TEXTE CHOISI ▸
########
Celle, la 8, de l'UGC Georges V, un peu plus grande que mon salon, est pleine à craquer en ce samedi où la "plus belle avenue du monde" est noire de monde ; on essaie de fendre la foule qui s'y presse pour voir les illuminations (réussies et, nous dit-on, hautement écologiques), faire des achats en prévision des fêtes ou (150 mètres de file d'attente !) tenter une incursion dans le nouveau Mark's and Spencer des Champs : la marque d'outre-Manche fait en effet un retour en fanfare dans la capitale, après un départ peu glorieux il y a quelques années, qui laissa quelques employés sur le carreau, et une clientèle ultra-chic désemparée (on y comptait même quelques dandys socialistes...) en pénurie, désormais, de Cheddar authentique et Cottage Cheese délicieusement granuleux.
The Artist, de Serge Hazanavicius (tiens, je l'écris du premier coup !) restera sans doute comme le film le plus malin de la décennie : le matois Thomas Langmann doit se frotter les mains d'avoir pu donner naissance à ce film conceptuel qui n'aura aucun mal à faire une carrière internationale ; on sait d'ailleurs qu'il a su conquérir de l'autre côté de l'Atlantique, en sérieux candidat aux Oscar (R).
########
CONSIGNE 1 ▸ Recopiez le passage du texte choisi en partant de « Celle, la 8, de » et en allant jusqu'à « Cheese délicieusement granuleux. », en remplaçant « samedi » par « dimanche ».
CONSIGNE 2 ▸ D'après le texte choisi, quelle est la longueur de la file d'attente devant le nouveau magasin des Champs ?

EXTRAITS DE DONNÉES ▸
########
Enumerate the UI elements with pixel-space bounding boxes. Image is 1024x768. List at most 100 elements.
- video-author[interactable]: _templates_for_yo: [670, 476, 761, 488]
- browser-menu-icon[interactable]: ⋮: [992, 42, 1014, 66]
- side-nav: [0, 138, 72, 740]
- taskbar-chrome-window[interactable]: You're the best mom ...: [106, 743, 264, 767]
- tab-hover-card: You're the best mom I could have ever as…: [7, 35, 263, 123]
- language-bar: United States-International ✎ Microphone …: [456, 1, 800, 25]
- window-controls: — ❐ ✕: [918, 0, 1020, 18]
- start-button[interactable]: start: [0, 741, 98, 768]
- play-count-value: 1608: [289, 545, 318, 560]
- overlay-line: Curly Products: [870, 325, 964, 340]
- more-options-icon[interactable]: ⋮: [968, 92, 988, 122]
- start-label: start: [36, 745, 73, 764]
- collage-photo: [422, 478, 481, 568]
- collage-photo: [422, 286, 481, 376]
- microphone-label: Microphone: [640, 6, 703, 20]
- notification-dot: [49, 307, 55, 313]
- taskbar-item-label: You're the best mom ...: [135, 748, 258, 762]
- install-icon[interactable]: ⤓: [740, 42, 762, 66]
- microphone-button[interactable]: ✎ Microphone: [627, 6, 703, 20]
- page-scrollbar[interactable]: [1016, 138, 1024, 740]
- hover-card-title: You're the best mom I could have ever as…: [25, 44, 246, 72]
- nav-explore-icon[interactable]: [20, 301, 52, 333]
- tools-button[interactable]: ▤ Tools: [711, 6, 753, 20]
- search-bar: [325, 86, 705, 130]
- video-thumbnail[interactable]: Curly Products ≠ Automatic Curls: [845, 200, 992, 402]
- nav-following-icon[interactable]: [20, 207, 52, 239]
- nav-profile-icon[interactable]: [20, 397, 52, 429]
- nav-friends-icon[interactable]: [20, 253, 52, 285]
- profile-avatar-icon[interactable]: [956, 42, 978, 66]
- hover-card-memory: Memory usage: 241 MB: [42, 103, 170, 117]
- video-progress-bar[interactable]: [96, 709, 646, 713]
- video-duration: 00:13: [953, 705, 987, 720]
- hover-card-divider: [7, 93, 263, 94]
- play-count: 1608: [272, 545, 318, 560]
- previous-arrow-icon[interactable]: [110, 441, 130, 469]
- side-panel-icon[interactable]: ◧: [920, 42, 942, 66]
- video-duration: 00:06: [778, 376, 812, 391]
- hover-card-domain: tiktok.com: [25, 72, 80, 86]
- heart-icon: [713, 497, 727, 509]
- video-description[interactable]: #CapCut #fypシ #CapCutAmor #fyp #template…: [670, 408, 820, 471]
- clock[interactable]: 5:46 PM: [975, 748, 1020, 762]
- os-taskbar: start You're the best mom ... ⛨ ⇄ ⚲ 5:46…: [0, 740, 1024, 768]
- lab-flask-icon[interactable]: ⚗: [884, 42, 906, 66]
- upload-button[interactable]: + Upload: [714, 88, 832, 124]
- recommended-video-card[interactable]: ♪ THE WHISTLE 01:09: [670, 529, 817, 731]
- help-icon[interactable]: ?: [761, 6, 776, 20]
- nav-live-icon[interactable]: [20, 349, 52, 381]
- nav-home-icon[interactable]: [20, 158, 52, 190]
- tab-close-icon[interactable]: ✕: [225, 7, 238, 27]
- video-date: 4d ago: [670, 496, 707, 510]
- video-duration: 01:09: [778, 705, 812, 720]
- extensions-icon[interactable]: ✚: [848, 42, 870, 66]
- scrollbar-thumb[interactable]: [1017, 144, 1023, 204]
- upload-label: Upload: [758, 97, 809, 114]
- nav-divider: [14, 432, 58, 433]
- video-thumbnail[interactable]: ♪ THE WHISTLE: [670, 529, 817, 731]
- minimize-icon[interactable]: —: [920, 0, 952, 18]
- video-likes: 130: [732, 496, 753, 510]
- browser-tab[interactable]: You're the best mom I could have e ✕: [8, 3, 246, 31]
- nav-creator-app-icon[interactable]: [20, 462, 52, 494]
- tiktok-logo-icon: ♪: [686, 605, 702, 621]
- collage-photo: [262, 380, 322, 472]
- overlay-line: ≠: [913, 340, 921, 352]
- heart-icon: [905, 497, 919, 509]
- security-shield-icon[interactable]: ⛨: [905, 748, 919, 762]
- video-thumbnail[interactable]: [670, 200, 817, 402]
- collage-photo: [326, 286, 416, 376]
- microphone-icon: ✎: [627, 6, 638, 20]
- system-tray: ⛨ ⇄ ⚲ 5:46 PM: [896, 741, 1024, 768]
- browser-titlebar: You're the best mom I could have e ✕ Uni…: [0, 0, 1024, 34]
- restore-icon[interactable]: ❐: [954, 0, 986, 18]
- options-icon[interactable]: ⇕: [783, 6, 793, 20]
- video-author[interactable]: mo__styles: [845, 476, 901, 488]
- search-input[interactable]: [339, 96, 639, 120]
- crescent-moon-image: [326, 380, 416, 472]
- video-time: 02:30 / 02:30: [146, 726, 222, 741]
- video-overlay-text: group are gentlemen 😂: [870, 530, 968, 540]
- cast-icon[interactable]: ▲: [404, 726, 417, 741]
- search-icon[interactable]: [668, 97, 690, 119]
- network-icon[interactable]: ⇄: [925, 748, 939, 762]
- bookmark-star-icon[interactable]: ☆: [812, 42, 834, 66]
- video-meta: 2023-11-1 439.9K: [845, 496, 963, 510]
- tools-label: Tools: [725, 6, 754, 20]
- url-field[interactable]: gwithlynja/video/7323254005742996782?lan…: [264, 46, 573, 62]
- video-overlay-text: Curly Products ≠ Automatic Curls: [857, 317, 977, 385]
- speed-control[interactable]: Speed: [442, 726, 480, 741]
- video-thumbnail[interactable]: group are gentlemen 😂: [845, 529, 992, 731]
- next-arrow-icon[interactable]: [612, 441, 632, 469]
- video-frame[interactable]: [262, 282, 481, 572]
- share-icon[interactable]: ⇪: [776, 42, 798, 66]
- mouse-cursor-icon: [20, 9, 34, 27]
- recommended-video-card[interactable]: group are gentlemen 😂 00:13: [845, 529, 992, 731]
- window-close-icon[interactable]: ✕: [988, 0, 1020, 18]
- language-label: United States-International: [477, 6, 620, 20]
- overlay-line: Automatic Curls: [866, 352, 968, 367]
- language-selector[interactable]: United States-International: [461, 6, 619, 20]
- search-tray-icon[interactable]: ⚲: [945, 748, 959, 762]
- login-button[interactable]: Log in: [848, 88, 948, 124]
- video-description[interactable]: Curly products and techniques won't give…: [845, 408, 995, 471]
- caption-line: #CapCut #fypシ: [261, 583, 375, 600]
########
ZONE DE RÉPONSE 1 ▸
Celle, la 8, de l'UGC Georges V, un peu plus grande que mon salon, est pleine à craquer en ce dimanche où la "plus belle avenue du monde" est noire de monde ; on essaie de fendre la foule qui s'y presse pour voir les illuminations (réussies et, nous dit-on, hautement écologiques), faire des achats en prévision des fêtes ou (150 mètres de file d'attente !) tenter une incursion dans le nouveau Mark's and Spencer des Champs : la marque d'outre-Manche fait en effet un retour en fanfare dans la capitale, après un départ peu glorieux il y a quelques années, qui laissa quelques employés sur le carreau, et une clientèle ultra-chic désemparée (on y comptait même quelques dandys socialistes...) en pénurie, désormais, de Cheddar authentique et Cottage Cheese délicieusement granuleux.

ZONE DE RÉPONSE 2 ▸ 150 mètres.